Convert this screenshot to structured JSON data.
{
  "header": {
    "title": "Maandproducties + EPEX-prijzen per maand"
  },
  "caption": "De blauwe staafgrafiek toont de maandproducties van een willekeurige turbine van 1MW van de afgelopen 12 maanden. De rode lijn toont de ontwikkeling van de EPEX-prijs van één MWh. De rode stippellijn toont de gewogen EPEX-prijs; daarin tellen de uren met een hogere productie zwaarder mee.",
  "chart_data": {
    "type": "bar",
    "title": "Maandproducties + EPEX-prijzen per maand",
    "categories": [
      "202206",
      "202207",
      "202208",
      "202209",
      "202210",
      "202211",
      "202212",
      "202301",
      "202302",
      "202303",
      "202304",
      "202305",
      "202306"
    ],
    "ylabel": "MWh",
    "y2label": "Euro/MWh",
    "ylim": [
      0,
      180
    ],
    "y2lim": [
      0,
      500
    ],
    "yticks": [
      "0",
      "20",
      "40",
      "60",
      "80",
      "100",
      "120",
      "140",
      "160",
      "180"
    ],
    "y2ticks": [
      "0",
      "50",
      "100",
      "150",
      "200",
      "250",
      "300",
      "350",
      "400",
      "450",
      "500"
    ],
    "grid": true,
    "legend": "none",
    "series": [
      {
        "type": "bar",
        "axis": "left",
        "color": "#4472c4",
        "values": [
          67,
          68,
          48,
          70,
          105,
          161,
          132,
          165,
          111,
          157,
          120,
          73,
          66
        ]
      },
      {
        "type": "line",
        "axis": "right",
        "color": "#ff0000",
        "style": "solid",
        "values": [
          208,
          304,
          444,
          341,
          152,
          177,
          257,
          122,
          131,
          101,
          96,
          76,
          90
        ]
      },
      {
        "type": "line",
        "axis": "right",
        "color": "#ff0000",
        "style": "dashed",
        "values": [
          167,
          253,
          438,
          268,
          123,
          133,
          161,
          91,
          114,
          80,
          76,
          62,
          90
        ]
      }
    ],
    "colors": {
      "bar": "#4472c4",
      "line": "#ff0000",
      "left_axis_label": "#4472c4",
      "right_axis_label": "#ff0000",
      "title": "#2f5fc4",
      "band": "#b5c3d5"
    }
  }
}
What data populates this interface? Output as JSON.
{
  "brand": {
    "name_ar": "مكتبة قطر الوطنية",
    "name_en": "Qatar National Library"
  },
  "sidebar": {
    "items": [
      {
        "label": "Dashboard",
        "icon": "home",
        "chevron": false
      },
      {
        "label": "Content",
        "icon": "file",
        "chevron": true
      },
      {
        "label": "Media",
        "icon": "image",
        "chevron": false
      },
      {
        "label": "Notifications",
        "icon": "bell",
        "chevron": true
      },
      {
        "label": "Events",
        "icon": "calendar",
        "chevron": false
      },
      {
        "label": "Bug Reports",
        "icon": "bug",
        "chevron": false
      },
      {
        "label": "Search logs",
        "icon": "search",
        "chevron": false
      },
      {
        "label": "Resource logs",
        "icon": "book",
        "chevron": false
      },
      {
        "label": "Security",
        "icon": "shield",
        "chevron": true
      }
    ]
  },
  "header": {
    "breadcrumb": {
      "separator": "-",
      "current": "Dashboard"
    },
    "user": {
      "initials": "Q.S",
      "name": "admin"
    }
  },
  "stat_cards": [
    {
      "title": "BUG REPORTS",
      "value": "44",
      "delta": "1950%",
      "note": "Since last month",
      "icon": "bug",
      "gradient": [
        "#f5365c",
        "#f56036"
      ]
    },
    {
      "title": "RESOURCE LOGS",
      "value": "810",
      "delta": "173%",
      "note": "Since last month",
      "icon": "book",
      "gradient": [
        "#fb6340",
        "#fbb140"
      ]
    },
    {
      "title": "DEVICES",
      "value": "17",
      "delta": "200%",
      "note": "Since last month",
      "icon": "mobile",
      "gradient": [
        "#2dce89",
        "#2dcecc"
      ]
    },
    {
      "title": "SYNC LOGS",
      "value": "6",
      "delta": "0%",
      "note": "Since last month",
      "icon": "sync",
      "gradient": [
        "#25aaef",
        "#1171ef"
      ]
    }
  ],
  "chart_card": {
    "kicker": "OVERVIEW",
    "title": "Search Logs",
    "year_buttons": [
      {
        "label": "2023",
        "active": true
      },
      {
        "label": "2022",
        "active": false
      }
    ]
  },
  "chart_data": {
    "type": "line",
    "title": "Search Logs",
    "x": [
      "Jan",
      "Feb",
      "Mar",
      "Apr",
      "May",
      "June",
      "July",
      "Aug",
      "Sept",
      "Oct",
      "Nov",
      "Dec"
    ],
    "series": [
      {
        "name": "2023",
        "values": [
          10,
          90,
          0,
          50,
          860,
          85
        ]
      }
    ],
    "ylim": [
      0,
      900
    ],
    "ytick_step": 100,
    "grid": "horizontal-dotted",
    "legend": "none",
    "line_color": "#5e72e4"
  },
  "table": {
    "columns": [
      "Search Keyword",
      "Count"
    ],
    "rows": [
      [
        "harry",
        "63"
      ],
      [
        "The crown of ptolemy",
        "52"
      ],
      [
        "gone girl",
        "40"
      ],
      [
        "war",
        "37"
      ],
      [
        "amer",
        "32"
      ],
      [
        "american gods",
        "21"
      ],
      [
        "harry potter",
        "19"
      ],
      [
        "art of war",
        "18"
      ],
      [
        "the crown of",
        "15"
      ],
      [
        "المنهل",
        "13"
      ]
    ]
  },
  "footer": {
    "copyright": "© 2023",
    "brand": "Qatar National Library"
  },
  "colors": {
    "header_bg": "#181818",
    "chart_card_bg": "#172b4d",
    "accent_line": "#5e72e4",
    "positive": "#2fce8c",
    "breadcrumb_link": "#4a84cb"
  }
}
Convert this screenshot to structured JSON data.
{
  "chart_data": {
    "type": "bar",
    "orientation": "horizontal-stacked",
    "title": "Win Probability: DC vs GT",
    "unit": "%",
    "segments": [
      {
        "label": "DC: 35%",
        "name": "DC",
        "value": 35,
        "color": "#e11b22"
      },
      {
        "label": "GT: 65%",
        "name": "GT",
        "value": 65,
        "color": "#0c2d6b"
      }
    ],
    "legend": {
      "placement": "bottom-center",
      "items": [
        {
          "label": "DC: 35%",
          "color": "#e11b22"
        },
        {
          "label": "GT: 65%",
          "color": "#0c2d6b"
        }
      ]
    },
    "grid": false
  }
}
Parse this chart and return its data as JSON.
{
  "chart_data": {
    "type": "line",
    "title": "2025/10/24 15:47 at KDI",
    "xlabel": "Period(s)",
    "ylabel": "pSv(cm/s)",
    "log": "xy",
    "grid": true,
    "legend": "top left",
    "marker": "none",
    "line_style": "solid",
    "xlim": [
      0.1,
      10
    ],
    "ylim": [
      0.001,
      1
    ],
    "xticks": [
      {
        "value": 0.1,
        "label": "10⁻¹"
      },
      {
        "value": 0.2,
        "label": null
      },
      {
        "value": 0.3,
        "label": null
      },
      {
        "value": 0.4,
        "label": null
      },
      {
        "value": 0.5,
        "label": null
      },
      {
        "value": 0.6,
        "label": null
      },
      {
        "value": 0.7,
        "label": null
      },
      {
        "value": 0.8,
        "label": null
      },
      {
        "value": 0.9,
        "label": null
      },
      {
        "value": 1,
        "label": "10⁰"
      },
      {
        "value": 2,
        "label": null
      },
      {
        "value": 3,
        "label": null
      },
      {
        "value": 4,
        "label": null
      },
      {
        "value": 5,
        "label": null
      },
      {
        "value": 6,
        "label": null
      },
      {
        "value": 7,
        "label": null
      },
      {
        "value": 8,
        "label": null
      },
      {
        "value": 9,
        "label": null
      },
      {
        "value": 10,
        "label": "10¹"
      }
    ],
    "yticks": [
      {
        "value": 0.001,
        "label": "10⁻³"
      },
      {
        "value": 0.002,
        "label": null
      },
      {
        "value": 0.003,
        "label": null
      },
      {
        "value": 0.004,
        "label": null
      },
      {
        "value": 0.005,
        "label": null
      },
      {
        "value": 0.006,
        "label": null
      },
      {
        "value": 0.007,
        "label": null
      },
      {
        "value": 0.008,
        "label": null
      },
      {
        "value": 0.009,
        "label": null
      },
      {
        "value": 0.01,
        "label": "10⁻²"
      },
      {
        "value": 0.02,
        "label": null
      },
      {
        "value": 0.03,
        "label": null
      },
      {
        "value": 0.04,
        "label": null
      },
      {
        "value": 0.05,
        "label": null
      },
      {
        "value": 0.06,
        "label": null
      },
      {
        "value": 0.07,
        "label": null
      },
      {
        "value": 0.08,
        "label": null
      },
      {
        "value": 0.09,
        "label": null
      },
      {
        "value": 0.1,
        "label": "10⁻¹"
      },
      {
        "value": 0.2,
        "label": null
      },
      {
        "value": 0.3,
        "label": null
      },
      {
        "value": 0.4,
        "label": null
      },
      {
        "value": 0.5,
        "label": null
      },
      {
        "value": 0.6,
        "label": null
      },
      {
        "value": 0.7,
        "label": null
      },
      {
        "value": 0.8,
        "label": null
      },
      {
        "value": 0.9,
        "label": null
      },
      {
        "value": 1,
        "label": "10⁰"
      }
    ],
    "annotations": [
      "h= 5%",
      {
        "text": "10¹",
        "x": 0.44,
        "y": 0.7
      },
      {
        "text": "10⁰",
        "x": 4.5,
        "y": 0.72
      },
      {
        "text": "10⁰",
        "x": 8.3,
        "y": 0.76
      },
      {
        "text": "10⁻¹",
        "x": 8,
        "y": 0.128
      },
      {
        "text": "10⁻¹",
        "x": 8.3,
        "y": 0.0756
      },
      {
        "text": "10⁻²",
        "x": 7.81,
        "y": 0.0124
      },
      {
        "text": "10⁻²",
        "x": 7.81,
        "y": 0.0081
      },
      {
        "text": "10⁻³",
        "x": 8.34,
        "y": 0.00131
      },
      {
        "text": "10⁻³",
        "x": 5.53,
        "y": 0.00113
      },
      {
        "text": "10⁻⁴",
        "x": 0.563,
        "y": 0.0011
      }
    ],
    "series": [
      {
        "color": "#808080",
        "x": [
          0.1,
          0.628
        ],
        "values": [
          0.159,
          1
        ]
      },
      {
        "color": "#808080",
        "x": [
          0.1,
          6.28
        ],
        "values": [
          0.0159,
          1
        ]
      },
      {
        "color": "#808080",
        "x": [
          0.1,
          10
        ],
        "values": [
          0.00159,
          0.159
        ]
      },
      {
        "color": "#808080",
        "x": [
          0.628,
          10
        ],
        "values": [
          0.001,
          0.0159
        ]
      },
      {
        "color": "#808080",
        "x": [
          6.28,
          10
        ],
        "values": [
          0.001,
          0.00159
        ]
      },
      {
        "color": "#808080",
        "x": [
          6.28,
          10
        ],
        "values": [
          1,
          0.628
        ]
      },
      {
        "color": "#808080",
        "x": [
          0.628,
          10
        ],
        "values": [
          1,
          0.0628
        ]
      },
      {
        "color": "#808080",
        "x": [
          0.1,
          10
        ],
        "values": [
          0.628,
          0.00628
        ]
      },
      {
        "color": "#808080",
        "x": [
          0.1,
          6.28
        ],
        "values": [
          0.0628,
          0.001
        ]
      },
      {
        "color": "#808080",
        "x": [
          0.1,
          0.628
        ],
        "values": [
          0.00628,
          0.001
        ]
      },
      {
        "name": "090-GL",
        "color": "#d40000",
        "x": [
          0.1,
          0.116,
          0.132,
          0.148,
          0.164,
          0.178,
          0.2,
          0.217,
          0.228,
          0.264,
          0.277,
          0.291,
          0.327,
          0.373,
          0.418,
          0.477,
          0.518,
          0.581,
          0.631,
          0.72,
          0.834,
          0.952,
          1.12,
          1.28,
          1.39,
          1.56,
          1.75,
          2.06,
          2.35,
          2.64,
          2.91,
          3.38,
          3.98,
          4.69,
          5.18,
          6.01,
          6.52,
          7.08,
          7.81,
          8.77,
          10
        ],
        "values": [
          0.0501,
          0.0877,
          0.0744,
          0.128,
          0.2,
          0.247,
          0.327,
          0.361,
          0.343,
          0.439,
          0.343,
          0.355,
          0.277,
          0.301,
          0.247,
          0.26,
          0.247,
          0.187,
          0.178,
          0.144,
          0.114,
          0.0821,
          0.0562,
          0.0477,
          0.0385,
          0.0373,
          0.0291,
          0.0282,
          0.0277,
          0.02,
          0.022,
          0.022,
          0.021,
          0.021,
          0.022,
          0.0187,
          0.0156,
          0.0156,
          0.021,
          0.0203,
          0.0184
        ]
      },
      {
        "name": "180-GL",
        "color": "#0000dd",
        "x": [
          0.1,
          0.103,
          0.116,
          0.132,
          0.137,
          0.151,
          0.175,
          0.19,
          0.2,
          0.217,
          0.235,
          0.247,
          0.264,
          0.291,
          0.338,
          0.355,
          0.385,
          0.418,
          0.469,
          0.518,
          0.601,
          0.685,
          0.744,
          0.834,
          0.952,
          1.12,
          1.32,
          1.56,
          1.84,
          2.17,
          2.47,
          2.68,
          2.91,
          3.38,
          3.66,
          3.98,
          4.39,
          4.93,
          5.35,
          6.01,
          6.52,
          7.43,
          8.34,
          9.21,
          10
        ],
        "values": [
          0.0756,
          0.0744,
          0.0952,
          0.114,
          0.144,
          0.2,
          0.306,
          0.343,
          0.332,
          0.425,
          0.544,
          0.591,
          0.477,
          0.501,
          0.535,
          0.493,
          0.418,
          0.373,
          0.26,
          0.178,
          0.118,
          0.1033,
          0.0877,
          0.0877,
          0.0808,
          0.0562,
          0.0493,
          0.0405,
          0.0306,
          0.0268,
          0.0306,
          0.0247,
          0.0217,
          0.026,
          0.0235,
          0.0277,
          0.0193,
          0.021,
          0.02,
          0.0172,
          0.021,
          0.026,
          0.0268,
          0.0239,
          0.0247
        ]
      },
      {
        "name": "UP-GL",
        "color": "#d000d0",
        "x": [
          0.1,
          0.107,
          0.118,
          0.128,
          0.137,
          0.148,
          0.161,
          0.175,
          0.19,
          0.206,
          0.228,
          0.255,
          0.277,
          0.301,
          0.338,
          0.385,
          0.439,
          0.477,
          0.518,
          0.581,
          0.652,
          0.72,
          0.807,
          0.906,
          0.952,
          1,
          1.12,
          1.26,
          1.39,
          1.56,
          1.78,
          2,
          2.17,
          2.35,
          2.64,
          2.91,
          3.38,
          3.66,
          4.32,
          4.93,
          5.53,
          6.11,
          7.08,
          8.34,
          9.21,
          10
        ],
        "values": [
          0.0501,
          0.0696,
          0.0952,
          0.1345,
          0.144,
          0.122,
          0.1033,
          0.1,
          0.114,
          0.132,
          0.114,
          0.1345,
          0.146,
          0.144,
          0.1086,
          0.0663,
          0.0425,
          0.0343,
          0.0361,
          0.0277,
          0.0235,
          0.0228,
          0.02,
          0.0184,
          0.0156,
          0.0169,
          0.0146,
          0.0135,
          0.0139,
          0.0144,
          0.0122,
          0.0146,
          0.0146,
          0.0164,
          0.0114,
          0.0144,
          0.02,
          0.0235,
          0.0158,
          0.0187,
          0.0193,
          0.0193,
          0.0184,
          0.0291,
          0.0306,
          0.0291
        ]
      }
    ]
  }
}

## Task details
Wherever the word "title" occurs in a line of the listing, copy that line.

## Reply to the task
    "title": "Maandproducties + EPEX-prijzen per maand"
    "title": "Maandproducties + EPEX-prijzen per maand",
      "title": "#2f5fc4",
      "title": "BUG REPORTS",
      "title": "RESOURCE LOGS",
      "title": "DEVICES",
      "title": "SYNC LOGS",
    "title": "Search Logs",
    "title": "Search Logs",
    "title": "Win Probability: DC vs GT",
    "title": "2025/10/24 15:47 at KDI",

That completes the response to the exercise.